## [Given instruction]
Determine how many lines carry the word "Workflows". Output that number only.

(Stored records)

----------

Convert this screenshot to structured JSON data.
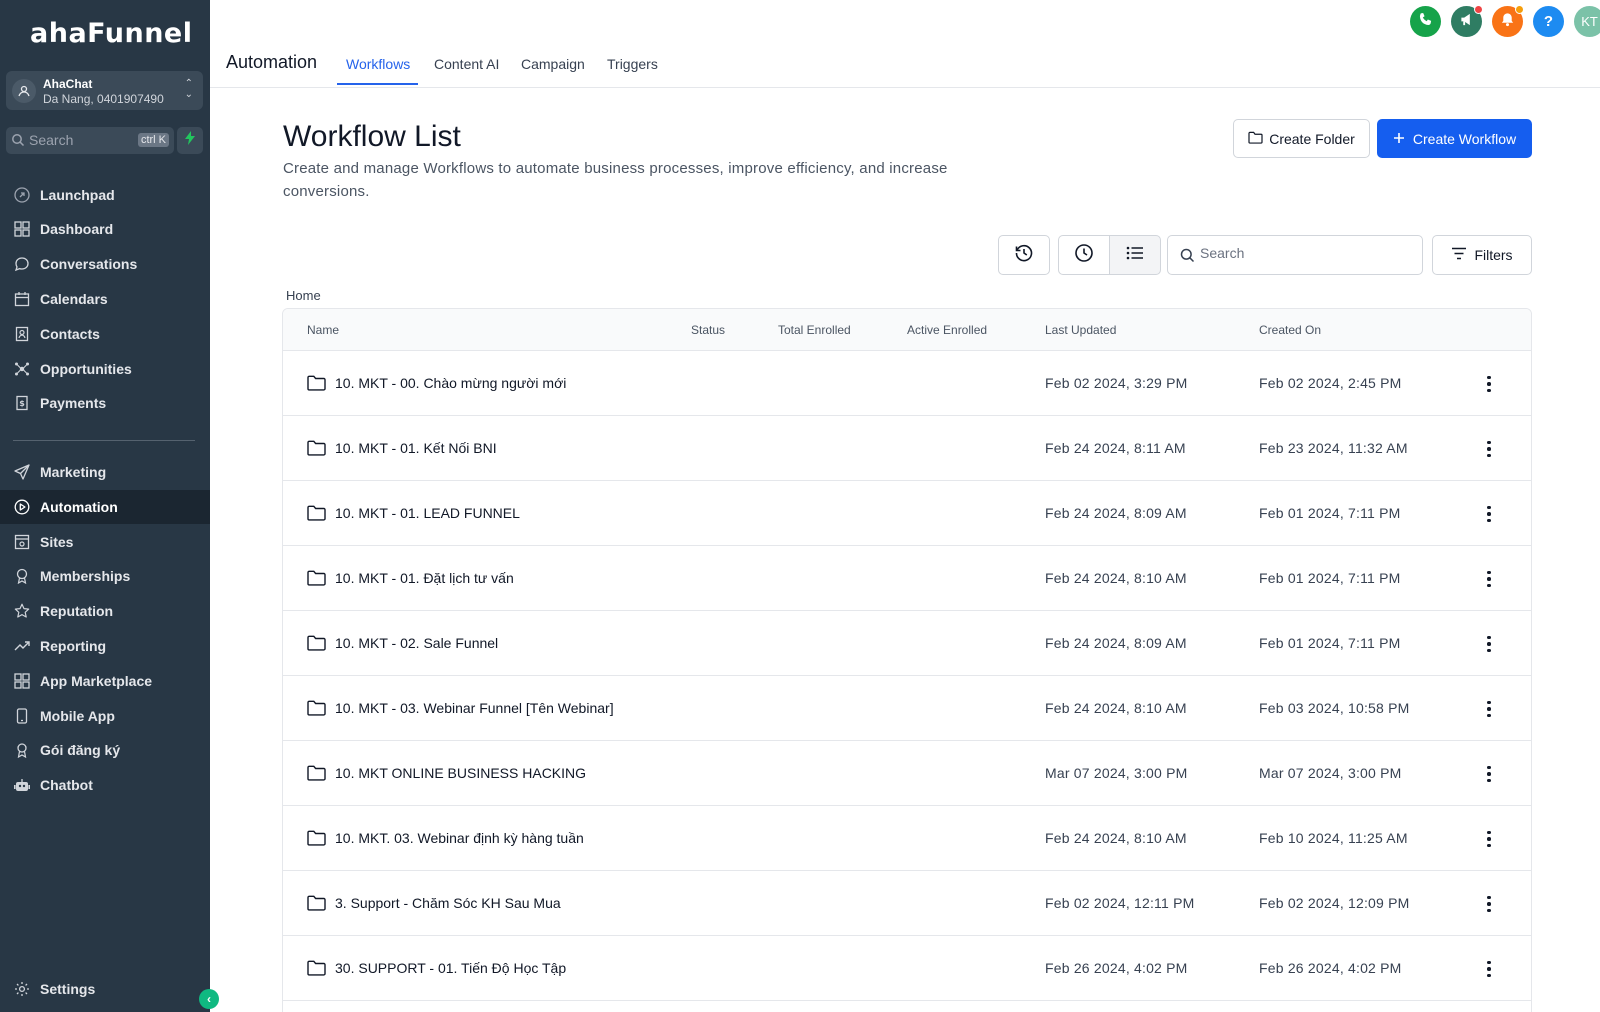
{
  "sidebar": {
    "logo": "ahaFunnel",
    "account": {
      "name": "AhaChat",
      "location": "Da Nang, 0401907490"
    },
    "search": {
      "label": "Search",
      "shortcut": "ctrl K"
    },
    "nav_primary": [
      {
        "label": "Launchpad",
        "icon": "rocket-icon"
      },
      {
        "label": "Dashboard",
        "icon": "grid-icon"
      },
      {
        "label": "Conversations",
        "icon": "chat-icon"
      },
      {
        "label": "Calendars",
        "icon": "calendar-icon"
      },
      {
        "label": "Contacts",
        "icon": "contacts-icon"
      },
      {
        "label": "Opportunities",
        "icon": "opportunities-icon"
      },
      {
        "label": "Payments",
        "icon": "payments-icon"
      }
    ],
    "nav_secondary": [
      {
        "label": "Marketing",
        "icon": "send-icon"
      },
      {
        "label": "Automation",
        "icon": "automation-icon",
        "active": true
      },
      {
        "label": "Sites",
        "icon": "sites-icon"
      },
      {
        "label": "Memberships",
        "icon": "memberships-icon"
      },
      {
        "label": "Reputation",
        "icon": "star-icon"
      },
      {
        "label": "Reporting",
        "icon": "trend-icon"
      },
      {
        "label": "App Marketplace",
        "icon": "grid-icon"
      },
      {
        "label": "Mobile App",
        "icon": "mobile-icon"
      },
      {
        "label": "Gói đăng ký",
        "icon": "badge-icon"
      },
      {
        "label": "Chatbot",
        "icon": "robot-icon"
      }
    ],
    "settings": "Settings"
  },
  "topbar": {
    "title": "Automation",
    "tabs": [
      {
        "label": "Workflows",
        "active": true
      },
      {
        "label": "Content AI"
      },
      {
        "label": "Campaign"
      },
      {
        "label": "Triggers"
      }
    ],
    "user_initials": "KT",
    "colors": {
      "phone": "#16a34a",
      "megaphone": "#2f7d63",
      "bell": "#f97316",
      "help": "#1d8bf1",
      "avatar": "#7bc2a8"
    }
  },
  "main": {
    "title": "Workflow List",
    "description": "Create and manage Workflows to automate business processes, improve efficiency, and increase conversions.",
    "create_folder": "Create Folder",
    "create_workflow": "Create Workflow",
    "search_placeholder": "Search",
    "filters": "Filters",
    "breadcrumb": "Home",
    "columns": {
      "name": "Name",
      "status": "Status",
      "total_enrolled": "Total Enrolled",
      "active_enrolled": "Active Enrolled",
      "last_updated": "Last Updated",
      "created_on": "Created On"
    },
    "rows": [
      {
        "name": "10. MKT - 00. Chào mừng người mới",
        "last_updated": "Feb 02 2024, 3:29 PM",
        "created_on": "Feb 02 2024, 2:45 PM"
      },
      {
        "name": "10. MKT - 01. Kết Nối BNI",
        "last_updated": "Feb 24 2024, 8:11 AM",
        "created_on": "Feb 23 2024, 11:32 AM"
      },
      {
        "name": "10. MKT - 01. LEAD FUNNEL",
        "last_updated": "Feb 24 2024, 8:09 AM",
        "created_on": "Feb 01 2024, 7:11 PM"
      },
      {
        "name": "10. MKT - 01. Đặt lịch tư vấn",
        "last_updated": "Feb 24 2024, 8:10 AM",
        "created_on": "Feb 01 2024, 7:11 PM"
      },
      {
        "name": "10. MKT - 02. Sale Funnel",
        "last_updated": "Feb 24 2024, 8:09 AM",
        "created_on": "Feb 01 2024, 7:11 PM"
      },
      {
        "name": "10. MKT - 03. Webinar Funnel [Tên Webinar]",
        "last_updated": "Feb 24 2024, 8:10 AM",
        "created_on": "Feb 03 2024, 10:58 PM"
      },
      {
        "name": "10. MKT ONLINE BUSINESS HACKING",
        "last_updated": "Mar 07 2024, 3:00 PM",
        "created_on": "Mar 07 2024, 3:00 PM"
      },
      {
        "name": "10. MKT. 03. Webinar định kỳ hàng tuần",
        "last_updated": "Feb 24 2024, 8:10 AM",
        "created_on": "Feb 10 2024, 11:25 AM"
      },
      {
        "name": "3. Support - Chăm Sóc KH Sau Mua",
        "last_updated": "Feb 02 2024, 12:11 PM",
        "created_on": "Feb 02 2024, 12:09 PM"
      },
      {
        "name": "30. SUPPORT - 01. Tiến Độ Học Tập",
        "last_updated": "Feb 26 2024, 4:02 PM",
        "created_on": "Feb 26 2024, 4:02 PM"
      }
    ]
  },
  "colors": {
    "accent": "#155eef",
    "sidebar_bg": "#283745",
    "sidebar_active": "#1b2631"
  }
}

----------

## [Solution to this problem]
2